**YOUR TASK:**
Select all lines with the string "Israeli" in them, and copy those lines.

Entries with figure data

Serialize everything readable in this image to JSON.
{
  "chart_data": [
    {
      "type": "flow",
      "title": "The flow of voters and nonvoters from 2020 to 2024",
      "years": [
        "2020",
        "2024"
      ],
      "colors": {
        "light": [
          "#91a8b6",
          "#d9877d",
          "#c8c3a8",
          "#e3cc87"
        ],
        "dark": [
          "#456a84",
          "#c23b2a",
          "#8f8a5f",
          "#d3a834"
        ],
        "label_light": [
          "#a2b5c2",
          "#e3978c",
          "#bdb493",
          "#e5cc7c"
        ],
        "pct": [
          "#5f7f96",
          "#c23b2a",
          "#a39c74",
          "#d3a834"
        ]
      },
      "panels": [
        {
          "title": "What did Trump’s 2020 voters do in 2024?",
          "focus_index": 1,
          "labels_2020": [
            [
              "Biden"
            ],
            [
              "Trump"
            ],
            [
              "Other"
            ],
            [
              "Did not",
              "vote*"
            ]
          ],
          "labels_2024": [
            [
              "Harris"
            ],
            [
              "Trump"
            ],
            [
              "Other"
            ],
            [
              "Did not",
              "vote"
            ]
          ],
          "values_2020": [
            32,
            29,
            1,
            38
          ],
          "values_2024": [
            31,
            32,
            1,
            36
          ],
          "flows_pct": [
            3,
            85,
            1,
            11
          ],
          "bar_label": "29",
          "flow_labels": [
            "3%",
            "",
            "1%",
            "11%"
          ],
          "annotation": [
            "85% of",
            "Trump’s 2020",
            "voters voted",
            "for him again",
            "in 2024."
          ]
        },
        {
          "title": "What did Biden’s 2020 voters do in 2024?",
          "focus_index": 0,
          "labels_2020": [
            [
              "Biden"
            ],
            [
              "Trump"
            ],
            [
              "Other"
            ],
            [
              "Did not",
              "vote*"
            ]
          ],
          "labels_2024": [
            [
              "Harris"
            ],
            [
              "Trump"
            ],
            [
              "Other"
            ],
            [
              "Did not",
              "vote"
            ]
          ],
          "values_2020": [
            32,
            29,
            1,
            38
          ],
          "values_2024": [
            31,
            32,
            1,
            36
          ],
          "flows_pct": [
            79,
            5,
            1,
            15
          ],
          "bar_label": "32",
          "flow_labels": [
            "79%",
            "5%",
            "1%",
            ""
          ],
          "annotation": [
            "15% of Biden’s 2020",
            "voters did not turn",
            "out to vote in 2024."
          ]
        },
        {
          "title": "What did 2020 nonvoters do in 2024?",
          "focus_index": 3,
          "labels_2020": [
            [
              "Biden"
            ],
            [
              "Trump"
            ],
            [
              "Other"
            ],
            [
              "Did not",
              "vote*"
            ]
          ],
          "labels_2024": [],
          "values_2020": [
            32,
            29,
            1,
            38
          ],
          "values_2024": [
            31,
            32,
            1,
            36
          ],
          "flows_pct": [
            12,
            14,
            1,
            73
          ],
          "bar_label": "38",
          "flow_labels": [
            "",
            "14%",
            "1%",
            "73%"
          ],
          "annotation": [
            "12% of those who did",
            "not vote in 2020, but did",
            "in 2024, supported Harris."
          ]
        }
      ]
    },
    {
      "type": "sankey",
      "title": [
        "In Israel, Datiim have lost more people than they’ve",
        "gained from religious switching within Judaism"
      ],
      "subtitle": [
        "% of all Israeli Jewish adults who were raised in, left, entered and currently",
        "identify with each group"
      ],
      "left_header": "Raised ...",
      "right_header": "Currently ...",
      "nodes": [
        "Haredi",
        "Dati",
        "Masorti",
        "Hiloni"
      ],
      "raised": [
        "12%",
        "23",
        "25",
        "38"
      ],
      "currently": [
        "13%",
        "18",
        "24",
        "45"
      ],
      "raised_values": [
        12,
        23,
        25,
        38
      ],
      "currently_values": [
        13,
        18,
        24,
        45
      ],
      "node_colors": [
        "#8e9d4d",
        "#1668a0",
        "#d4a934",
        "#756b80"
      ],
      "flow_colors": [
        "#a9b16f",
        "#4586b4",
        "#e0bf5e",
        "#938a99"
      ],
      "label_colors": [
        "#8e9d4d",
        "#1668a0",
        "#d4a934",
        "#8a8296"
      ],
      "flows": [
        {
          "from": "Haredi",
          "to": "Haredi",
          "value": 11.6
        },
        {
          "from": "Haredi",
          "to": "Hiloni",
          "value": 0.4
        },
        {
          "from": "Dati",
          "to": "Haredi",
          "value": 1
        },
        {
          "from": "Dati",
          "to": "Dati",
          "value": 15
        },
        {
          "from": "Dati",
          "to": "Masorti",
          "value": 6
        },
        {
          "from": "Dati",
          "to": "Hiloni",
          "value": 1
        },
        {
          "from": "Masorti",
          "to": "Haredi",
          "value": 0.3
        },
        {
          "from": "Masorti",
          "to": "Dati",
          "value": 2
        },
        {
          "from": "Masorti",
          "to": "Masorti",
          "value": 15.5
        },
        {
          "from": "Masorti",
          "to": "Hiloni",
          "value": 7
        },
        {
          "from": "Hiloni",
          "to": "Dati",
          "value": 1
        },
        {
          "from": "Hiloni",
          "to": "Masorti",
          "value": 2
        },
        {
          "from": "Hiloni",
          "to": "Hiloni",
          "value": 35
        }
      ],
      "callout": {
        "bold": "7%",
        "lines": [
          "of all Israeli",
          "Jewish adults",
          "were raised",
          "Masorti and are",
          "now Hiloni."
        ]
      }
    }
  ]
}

**RIGHT ANSWER:**
        "% of all Israeli Jewish adults who were raised in, left, entered and currently",
          "of all Israeli",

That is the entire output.